** EXERCISE DESCRIPTION **
Quote every line of the data below as it stands, omitting pictures.

--- GIVEN DATA ---

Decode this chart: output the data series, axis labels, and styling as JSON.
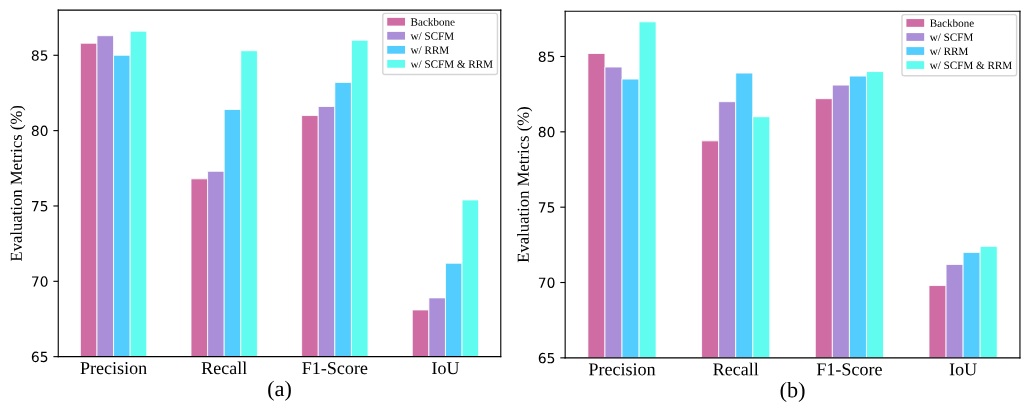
{
  "chart_data": [
    {
      "type": "bar",
      "xlabel": "(a)",
      "ylabel": "Evaluation Metrics (%)",
      "categories": [
        "Precision",
        "Recall",
        "F1-Score",
        "IoU"
      ],
      "series": [
        {
          "name": "Backbone",
          "color": "#cf6ca3",
          "values": [
            85.8,
            76.8,
            81.0,
            68.1
          ]
        },
        {
          "name": "w/ SCFM",
          "color": "#aa8fd8",
          "values": [
            86.3,
            77.3,
            81.6,
            68.9
          ]
        },
        {
          "name": "w/ RRM",
          "color": "#52cdfe",
          "values": [
            85.0,
            81.4,
            83.2,
            71.2
          ]
        },
        {
          "name": "w/ SCFM & RRM",
          "color": "#60fcef",
          "values": [
            86.6,
            85.3,
            86.0,
            75.4
          ]
        }
      ],
      "ylim": [
        65,
        88
      ],
      "yticks": [
        65,
        70,
        75,
        80,
        85
      ],
      "grid": false,
      "legend": "top right"
    },
    {
      "type": "bar",
      "xlabel": "(b)",
      "ylabel": "Evaluation Metrics (%)",
      "categories": [
        "Precision",
        "Recall",
        "F1-Score",
        "IoU"
      ],
      "series": [
        {
          "name": "Backbone",
          "color": "#cf6ca3",
          "values": [
            85.2,
            79.4,
            82.2,
            69.8
          ]
        },
        {
          "name": "w/ SCFM",
          "color": "#aa8fd8",
          "values": [
            84.3,
            82.0,
            83.1,
            71.2
          ]
        },
        {
          "name": "w/ RRM",
          "color": "#52cdfe",
          "values": [
            83.5,
            83.9,
            83.7,
            72.0
          ]
        },
        {
          "name": "w/ SCFM & RRM",
          "color": "#60fcef",
          "values": [
            87.3,
            81.0,
            84.0,
            72.4
          ]
        }
      ],
      "ylim": [
        65,
        88
      ],
      "yticks": [
        65,
        70,
        75,
        80,
        85
      ],
      "grid": false,
      "legend": "top right"
    }
  ]
}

---

** COMPLETE ANSWER **
Decode this chart: output the data series, axis labels, and styling as JSON.
{
  "chart_data": [
    {
      "type": "bar",
      "xlabel": "(a)",
      "ylabel": "Evaluation Metrics (%)",
      "categories": [
        "Precision",
        "Recall",
        "F1-Score",
        "IoU"
      ],
      "series": [
        {
          "name": "Backbone",
          "color": "#cf6ca3",
          "values": [
            85.8,
            76.8,
            81.0,
            68.1
          ]
        },
        {
          "name": "w/ SCFM",
          "color": "#aa8fd8",
          "values": [
            86.3,
            77.3,
            81.6,
            68.9
          ]
        },
        {
          "name": "w/ RRM",
          "color": "#52cdfe",
          "values": [
            85.0,
            81.4,
            83.2,
            71.2
          ]
        },
        {
          "name": "w/ SCFM & RRM",
          "color": "#60fcef",
          "values": [
            86.6,
            85.3,
            86.0,
            75.4
          ]
        }
      ],
      "ylim": [
        65,
        88
      ],
      "yticks": [
        65,
        70,
        75,
        80,
        85
      ],
      "grid": false,
      "legend": "top right"
    },
    {
      "type": "bar",
      "xlabel": "(b)",
      "ylabel": "Evaluation Metrics (%)",
      "categories": [
        "Precision",
        "Recall",
        "F1-Score",
        "IoU"
      ],
      "series": [
        {
          "name": "Backbone",
          "color": "#cf6ca3",
          "values": [
            85.2,
            79.4,
            82.2,
            69.8
          ]
        },
        {
          "name": "w/ SCFM",
          "color": "#aa8fd8",
          "values": [
            84.3,
            82.0,
            83.1,
            71.2
          ]
        },
        {
          "name": "w/ RRM",
          "color": "#52cdfe",
          "values": [
            83.5,
            83.9,
            83.7,
            72.0
          ]
        },
        {
          "name": "w/ SCFM & RRM",
          "color": "#60fcef",
          "values": [
            87.3,
            81.0,
            84.0,
            72.4
          ]
        }
      ],
      "ylim": [
        65,
        88
      ],
      "yticks": [
        65,
        70,
        75,
        80,
        85
      ],
      "grid": false,
      "legend": "top right"
    }
  ]
}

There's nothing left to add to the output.